**Exercise details**
Restate the data below word for word. Skip any images it contains.

**Material provided**
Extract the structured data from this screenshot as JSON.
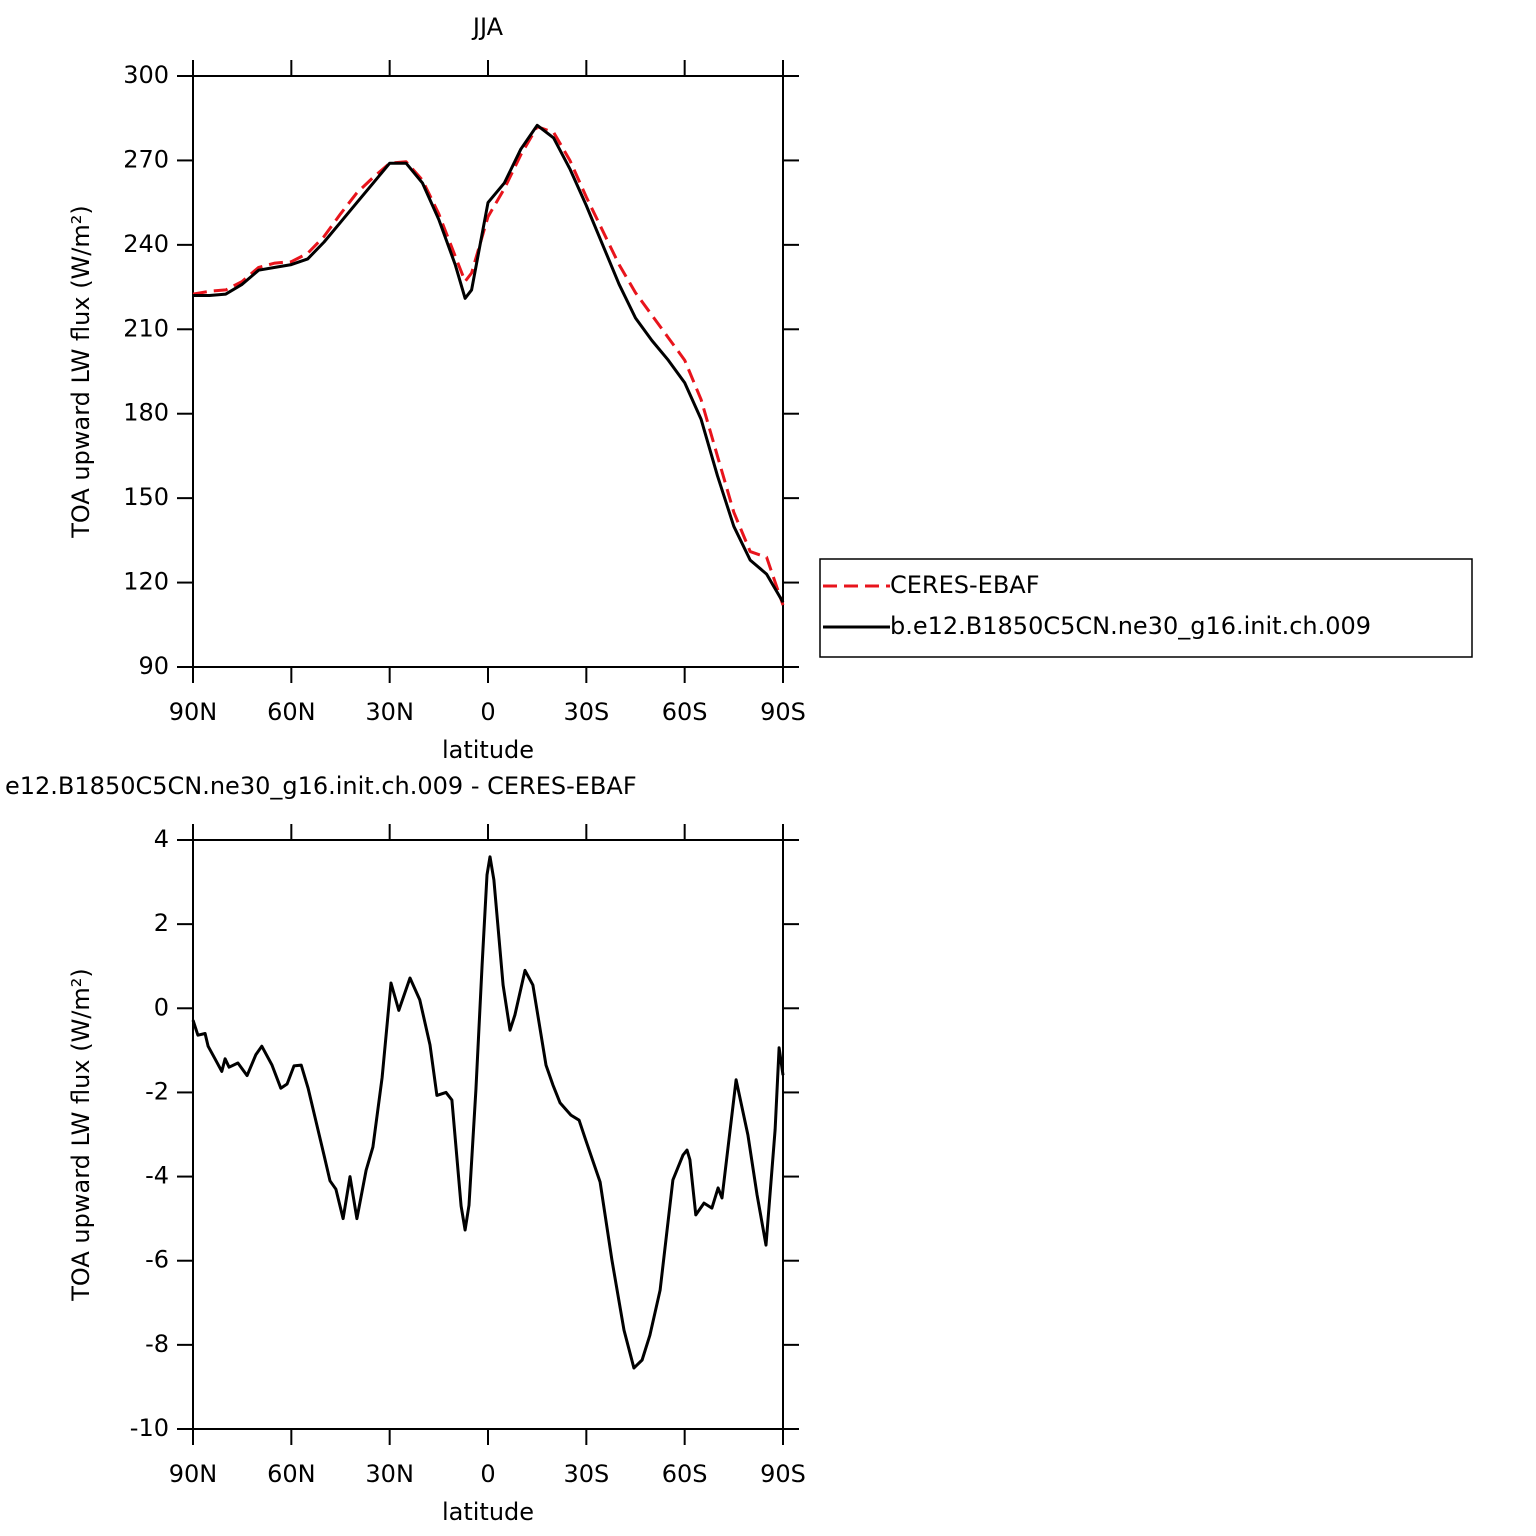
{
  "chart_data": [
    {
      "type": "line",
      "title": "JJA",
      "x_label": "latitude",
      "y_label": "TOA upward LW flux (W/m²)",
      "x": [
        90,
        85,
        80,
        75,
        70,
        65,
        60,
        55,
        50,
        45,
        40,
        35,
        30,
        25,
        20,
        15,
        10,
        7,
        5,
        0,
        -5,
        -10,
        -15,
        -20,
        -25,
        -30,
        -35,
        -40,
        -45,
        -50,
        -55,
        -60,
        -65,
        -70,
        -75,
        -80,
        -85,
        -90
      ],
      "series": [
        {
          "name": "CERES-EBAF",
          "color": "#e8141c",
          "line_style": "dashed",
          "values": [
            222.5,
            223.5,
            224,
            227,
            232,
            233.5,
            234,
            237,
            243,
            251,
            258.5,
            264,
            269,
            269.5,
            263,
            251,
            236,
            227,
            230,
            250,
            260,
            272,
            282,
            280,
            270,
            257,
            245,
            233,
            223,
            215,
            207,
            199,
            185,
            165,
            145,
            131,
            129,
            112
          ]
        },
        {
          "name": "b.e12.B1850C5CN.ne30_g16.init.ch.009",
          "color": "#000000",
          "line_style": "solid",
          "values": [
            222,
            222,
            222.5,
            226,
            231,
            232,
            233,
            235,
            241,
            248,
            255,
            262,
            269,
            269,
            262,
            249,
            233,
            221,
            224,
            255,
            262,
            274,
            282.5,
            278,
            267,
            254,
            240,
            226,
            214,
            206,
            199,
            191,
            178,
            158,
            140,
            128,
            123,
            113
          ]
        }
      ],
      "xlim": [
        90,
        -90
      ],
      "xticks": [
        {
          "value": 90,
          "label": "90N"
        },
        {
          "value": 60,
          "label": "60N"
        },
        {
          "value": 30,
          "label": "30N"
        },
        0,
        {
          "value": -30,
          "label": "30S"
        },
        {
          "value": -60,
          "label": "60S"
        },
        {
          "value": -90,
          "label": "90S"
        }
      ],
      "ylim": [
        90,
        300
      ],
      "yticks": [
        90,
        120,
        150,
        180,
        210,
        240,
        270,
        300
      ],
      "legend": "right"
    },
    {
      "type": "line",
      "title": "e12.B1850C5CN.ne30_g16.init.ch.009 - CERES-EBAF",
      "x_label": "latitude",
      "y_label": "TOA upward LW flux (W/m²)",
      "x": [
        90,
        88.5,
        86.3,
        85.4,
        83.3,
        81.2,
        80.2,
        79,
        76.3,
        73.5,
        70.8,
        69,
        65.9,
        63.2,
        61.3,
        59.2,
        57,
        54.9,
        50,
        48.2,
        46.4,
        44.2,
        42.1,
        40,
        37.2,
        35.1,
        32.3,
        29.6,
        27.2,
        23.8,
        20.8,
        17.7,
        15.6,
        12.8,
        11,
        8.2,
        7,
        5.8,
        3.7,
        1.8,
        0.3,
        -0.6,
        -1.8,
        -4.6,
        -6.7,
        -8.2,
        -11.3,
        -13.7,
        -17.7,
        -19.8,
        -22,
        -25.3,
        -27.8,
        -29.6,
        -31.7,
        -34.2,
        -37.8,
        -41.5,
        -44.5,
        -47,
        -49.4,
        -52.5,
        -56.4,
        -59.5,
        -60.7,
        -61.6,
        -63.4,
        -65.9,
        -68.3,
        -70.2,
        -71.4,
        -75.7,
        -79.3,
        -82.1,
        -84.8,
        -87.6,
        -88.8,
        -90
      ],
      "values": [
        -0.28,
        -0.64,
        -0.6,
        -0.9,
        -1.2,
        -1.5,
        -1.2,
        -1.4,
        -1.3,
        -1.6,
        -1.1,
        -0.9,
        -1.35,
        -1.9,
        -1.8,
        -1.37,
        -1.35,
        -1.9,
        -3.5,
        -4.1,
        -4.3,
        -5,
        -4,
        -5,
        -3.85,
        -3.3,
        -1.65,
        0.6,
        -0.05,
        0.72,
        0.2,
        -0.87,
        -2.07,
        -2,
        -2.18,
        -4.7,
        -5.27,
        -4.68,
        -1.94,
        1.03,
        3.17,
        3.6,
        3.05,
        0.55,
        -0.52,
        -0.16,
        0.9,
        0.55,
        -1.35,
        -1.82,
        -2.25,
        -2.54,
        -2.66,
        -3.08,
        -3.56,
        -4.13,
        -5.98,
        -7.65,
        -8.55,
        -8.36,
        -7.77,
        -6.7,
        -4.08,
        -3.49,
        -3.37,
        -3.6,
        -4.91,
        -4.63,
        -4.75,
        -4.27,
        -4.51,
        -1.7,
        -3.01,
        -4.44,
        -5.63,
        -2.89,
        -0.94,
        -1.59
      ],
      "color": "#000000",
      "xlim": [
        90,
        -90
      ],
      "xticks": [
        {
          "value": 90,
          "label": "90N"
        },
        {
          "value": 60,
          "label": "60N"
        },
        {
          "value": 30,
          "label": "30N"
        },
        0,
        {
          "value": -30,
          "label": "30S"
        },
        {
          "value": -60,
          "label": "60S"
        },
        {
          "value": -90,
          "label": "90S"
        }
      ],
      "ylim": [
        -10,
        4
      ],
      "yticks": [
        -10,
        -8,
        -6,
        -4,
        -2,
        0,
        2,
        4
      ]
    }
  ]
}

**Answer to this task**
Extract the structured data from this screenshot as JSON.
{
  "chart_data": [
    {
      "type": "line",
      "title": "JJA",
      "x_label": "latitude",
      "y_label": "TOA upward LW flux (W/m²)",
      "x": [
        90,
        85,
        80,
        75,
        70,
        65,
        60,
        55,
        50,
        45,
        40,
        35,
        30,
        25,
        20,
        15,
        10,
        7,
        5,
        0,
        -5,
        -10,
        -15,
        -20,
        -25,
        -30,
        -35,
        -40,
        -45,
        -50,
        -55,
        -60,
        -65,
        -70,
        -75,
        -80,
        -85,
        -90
      ],
      "series": [
        {
          "name": "CERES-EBAF",
          "color": "#e8141c",
          "line_style": "dashed",
          "values": [
            222.5,
            223.5,
            224,
            227,
            232,
            233.5,
            234,
            237,
            243,
            251,
            258.5,
            264,
            269,
            269.5,
            263,
            251,
            236,
            227,
            230,
            250,
            260,
            272,
            282,
            280,
            270,
            257,
            245,
            233,
            223,
            215,
            207,
            199,
            185,
            165,
            145,
            131,
            129,
            112
          ]
        },
        {
          "name": "b.e12.B1850C5CN.ne30_g16.init.ch.009",
          "color": "#000000",
          "line_style": "solid",
          "values": [
            222,
            222,
            222.5,
            226,
            231,
            232,
            233,
            235,
            241,
            248,
            255,
            262,
            269,
            269,
            262,
            249,
            233,
            221,
            224,
            255,
            262,
            274,
            282.5,
            278,
            267,
            254,
            240,
            226,
            214,
            206,
            199,
            191,
            178,
            158,
            140,
            128,
            123,
            113
          ]
        }
      ],
      "xlim": [
        90,
        -90
      ],
      "xticks": [
        {
          "value": 90,
          "label": "90N"
        },
        {
          "value": 60,
          "label": "60N"
        },
        {
          "value": 30,
          "label": "30N"
        },
        0,
        {
          "value": -30,
          "label": "30S"
        },
        {
          "value": -60,
          "label": "60S"
        },
        {
          "value": -90,
          "label": "90S"
        }
      ],
      "ylim": [
        90,
        300
      ],
      "yticks": [
        90,
        120,
        150,
        180,
        210,
        240,
        270,
        300
      ],
      "legend": "right"
    },
    {
      "type": "line",
      "title": "e12.B1850C5CN.ne30_g16.init.ch.009 - CERES-EBAF",
      "x_label": "latitude",
      "y_label": "TOA upward LW flux (W/m²)",
      "x": [
        90,
        88.5,
        86.3,
        85.4,
        83.3,
        81.2,
        80.2,
        79,
        76.3,
        73.5,
        70.8,
        69,
        65.9,
        63.2,
        61.3,
        59.2,
        57,
        54.9,
        50,
        48.2,
        46.4,
        44.2,
        42.1,
        40,
        37.2,
        35.1,
        32.3,
        29.6,
        27.2,
        23.8,
        20.8,
        17.7,
        15.6,
        12.8,
        11,
        8.2,
        7,
        5.8,
        3.7,
        1.8,
        0.3,
        -0.6,
        -1.8,
        -4.6,
        -6.7,
        -8.2,
        -11.3,
        -13.7,
        -17.7,
        -19.8,
        -22,
        -25.3,
        -27.8,
        -29.6,
        -31.7,
        -34.2,
        -37.8,
        -41.5,
        -44.5,
        -47,
        -49.4,
        -52.5,
        -56.4,
        -59.5,
        -60.7,
        -61.6,
        -63.4,
        -65.9,
        -68.3,
        -70.2,
        -71.4,
        -75.7,
        -79.3,
        -82.1,
        -84.8,
        -87.6,
        -88.8,
        -90
      ],
      "values": [
        -0.28,
        -0.64,
        -0.6,
        -0.9,
        -1.2,
        -1.5,
        -1.2,
        -1.4,
        -1.3,
        -1.6,
        -1.1,
        -0.9,
        -1.35,
        -1.9,
        -1.8,
        -1.37,
        -1.35,
        -1.9,
        -3.5,
        -4.1,
        -4.3,
        -5,
        -4,
        -5,
        -3.85,
        -3.3,
        -1.65,
        0.6,
        -0.05,
        0.72,
        0.2,
        -0.87,
        -2.07,
        -2,
        -2.18,
        -4.7,
        -5.27,
        -4.68,
        -1.94,
        1.03,
        3.17,
        3.6,
        3.05,
        0.55,
        -0.52,
        -0.16,
        0.9,
        0.55,
        -1.35,
        -1.82,
        -2.25,
        -2.54,
        -2.66,
        -3.08,
        -3.56,
        -4.13,
        -5.98,
        -7.65,
        -8.55,
        -8.36,
        -7.77,
        -6.7,
        -4.08,
        -3.49,
        -3.37,
        -3.6,
        -4.91,
        -4.63,
        -4.75,
        -4.27,
        -4.51,
        -1.7,
        -3.01,
        -4.44,
        -5.63,
        -2.89,
        -0.94,
        -1.59
      ],
      "color": "#000000",
      "xlim": [
        90,
        -90
      ],
      "xticks": [
        {
          "value": 90,
          "label": "90N"
        },
        {
          "value": 60,
          "label": "60N"
        },
        {
          "value": 30,
          "label": "30N"
        },
        0,
        {
          "value": -30,
          "label": "30S"
        },
        {
          "value": -60,
          "label": "60S"
        },
        {
          "value": -90,
          "label": "90S"
        }
      ],
      "ylim": [
        -10,
        4
      ],
      "yticks": [
        -10,
        -8,
        -6,
        -4,
        -2,
        0,
        2,
        4
      ]
    }
  ]
}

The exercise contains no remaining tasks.